Render the stretch of the listing from the line containing "Localize each UI" through the line containing "button[interactable]: h: [158, 411, 182, 443]" as a Markdown table with the columns No. and Line, one numbered row per line. Omit blank lines and pictures.

EXTRACTED DATA =
::::::::

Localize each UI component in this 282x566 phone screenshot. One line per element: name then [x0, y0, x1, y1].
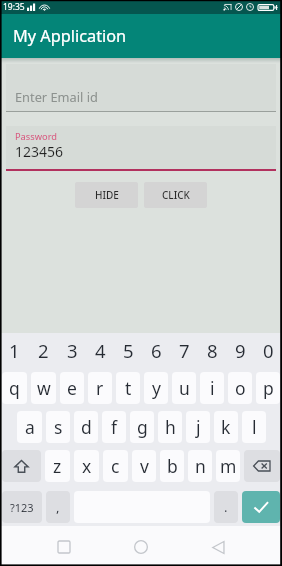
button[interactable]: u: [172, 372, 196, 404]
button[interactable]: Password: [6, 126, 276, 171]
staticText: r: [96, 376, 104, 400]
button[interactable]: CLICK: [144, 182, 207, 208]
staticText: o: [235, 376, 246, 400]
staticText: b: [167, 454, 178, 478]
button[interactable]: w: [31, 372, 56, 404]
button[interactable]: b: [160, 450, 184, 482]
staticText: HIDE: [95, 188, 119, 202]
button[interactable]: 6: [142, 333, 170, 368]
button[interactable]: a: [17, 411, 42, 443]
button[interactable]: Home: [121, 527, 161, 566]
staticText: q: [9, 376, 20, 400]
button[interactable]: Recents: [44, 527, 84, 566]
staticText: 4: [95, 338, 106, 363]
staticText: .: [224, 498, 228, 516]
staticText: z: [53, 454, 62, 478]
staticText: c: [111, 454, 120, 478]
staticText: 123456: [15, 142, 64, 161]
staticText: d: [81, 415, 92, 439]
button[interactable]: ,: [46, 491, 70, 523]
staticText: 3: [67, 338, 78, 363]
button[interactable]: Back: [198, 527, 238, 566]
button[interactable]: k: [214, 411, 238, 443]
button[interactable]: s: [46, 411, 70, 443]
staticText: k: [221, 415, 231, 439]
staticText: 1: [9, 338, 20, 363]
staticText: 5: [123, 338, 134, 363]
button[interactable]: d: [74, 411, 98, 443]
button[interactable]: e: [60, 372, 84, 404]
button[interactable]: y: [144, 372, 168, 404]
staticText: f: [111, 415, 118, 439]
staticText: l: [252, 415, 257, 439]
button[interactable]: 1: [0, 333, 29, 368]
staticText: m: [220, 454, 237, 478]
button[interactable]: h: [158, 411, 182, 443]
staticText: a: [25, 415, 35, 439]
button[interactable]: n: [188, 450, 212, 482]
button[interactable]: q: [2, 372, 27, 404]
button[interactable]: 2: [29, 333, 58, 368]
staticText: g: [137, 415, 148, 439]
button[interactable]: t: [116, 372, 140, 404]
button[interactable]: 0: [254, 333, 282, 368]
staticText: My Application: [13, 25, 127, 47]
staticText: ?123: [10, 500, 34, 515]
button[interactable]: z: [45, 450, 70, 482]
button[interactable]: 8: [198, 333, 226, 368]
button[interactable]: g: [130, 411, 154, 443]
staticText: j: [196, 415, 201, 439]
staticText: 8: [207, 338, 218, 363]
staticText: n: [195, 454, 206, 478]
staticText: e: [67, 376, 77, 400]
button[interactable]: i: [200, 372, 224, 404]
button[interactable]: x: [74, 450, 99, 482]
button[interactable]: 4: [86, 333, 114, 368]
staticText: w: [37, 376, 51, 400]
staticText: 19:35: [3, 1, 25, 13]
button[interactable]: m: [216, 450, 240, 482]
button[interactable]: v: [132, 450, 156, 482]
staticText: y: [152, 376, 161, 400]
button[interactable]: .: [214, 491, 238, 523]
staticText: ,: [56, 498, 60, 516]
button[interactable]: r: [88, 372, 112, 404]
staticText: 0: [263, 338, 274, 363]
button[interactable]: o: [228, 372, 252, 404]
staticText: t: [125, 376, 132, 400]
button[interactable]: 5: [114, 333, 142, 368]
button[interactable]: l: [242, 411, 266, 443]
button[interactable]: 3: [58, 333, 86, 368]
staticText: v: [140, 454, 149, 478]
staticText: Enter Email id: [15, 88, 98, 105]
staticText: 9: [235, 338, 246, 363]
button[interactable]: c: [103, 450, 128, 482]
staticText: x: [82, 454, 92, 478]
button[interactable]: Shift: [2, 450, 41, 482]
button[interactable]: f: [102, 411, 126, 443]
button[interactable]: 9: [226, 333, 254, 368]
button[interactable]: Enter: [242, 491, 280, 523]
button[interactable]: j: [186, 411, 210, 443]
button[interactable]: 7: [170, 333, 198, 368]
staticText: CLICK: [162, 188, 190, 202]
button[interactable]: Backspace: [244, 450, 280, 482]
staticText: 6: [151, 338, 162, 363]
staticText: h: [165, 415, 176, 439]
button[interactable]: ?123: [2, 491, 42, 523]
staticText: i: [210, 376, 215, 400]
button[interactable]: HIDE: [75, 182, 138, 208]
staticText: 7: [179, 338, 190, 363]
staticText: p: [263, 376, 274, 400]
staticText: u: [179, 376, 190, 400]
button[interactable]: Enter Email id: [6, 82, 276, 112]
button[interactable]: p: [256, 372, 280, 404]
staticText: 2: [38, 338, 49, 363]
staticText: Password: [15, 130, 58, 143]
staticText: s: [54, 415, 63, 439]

::::::::

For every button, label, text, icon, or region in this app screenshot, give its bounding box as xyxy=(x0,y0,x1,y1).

::::::::

FULL ANSWER =
| No. | Line |
|---|---|
| 1 | Localize each UI component in this 282x566 phone screenshot. One line per element: name then [x0, y0, x1, y1]. |
| 2 | button[interactable]: u: [172, 372, 196, 404] |
| 3 | button[interactable]: Password: [6, 126, 276, 171] |
| 4 | staticText: r: [96, 376, 104, 400] |
| 5 | button[interactable]: CLICK: [144, 182, 207, 208] |
| 6 | staticText: o: [235, 376, 246, 400] |
| 7 | staticText: b: [167, 454, 178, 478] |
| 8 | button[interactable]: w: [31, 372, 56, 404] |
| 9 | button[interactable]: b: [160, 450, 184, 482] |
| 10 | staticText: HIDE: [95, 188, 119, 202] |
| 11 | button[interactable]: 6: [142, 333, 170, 368] |
| 12 | button[interactable]: a: [17, 411, 42, 443] |
| 13 | button[interactable]: Home: [121, 527, 161, 566] |
| 14 | staticText: q: [9, 376, 20, 400] |
| 15 | button[interactable]: Recents: [44, 527, 84, 566] |
| 16 | staticText: 4: [95, 338, 106, 363] |
| 17 | staticText: .: [224, 498, 228, 516] |
| 18 | staticText: z: [53, 454, 62, 478] |
| 19 | staticText: c: [111, 454, 120, 478] |
| 20 | staticText: 123456: [15, 142, 64, 161] |
| 21 | staticText: d: [81, 415, 92, 439] |
| 22 | button[interactable]: ,: [46, 491, 70, 523] |
| 23 | staticText: 3: [67, 338, 78, 363] |
| 24 | button[interactable]: Back: [198, 527, 238, 566] |
| 25 | button[interactable]: k: [214, 411, 238, 443] |
| 26 | button[interactable]: s: [46, 411, 70, 443] |
| 27 | staticText: k: [221, 415, 231, 439] |
| 28 | staticText: 1: [9, 338, 20, 363] |
| 29 | staticText: 5: [123, 338, 134, 363] |
| 30 | button[interactable]: d: [74, 411, 98, 443] |
| 31 | button[interactable]: e: [60, 372, 84, 404] |
| 32 | button[interactable]: y: [144, 372, 168, 404] |
| 33 | staticText: f: [111, 415, 118, 439] |
| 34 | staticText: l: [252, 415, 257, 439] |
| 35 | button[interactable]: 1: [0, 333, 29, 368] |
| 36 | staticText: m: [220, 454, 237, 478] |
| 37 | button[interactable]: h: [158, 411, 182, 443] |